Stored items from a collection
* Begin *

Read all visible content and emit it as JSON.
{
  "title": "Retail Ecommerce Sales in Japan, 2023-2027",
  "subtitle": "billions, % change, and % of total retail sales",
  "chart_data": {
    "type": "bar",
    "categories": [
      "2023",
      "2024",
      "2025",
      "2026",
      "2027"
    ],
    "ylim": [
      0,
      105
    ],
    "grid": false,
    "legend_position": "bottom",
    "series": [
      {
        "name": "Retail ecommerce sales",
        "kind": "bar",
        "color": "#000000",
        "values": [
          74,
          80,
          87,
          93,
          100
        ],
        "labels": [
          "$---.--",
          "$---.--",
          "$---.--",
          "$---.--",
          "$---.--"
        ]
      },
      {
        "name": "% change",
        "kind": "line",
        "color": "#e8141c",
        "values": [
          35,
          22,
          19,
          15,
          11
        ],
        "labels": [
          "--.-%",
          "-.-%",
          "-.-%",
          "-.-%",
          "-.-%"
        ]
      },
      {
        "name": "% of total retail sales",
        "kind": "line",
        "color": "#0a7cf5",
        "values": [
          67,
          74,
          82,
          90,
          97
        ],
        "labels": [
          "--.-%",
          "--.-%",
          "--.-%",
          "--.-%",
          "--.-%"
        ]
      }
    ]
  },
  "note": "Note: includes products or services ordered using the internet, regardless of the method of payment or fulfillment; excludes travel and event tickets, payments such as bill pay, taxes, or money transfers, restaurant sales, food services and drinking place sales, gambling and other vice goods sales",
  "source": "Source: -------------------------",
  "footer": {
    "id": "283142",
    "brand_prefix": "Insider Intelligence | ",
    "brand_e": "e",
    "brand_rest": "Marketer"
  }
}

* End *

Stated problem: Copy out each line of the data where the string "color" appears.

Answer in full:
        "color": "#000000",
        "color": "#e8141c",
        "color": "#0a7cf5",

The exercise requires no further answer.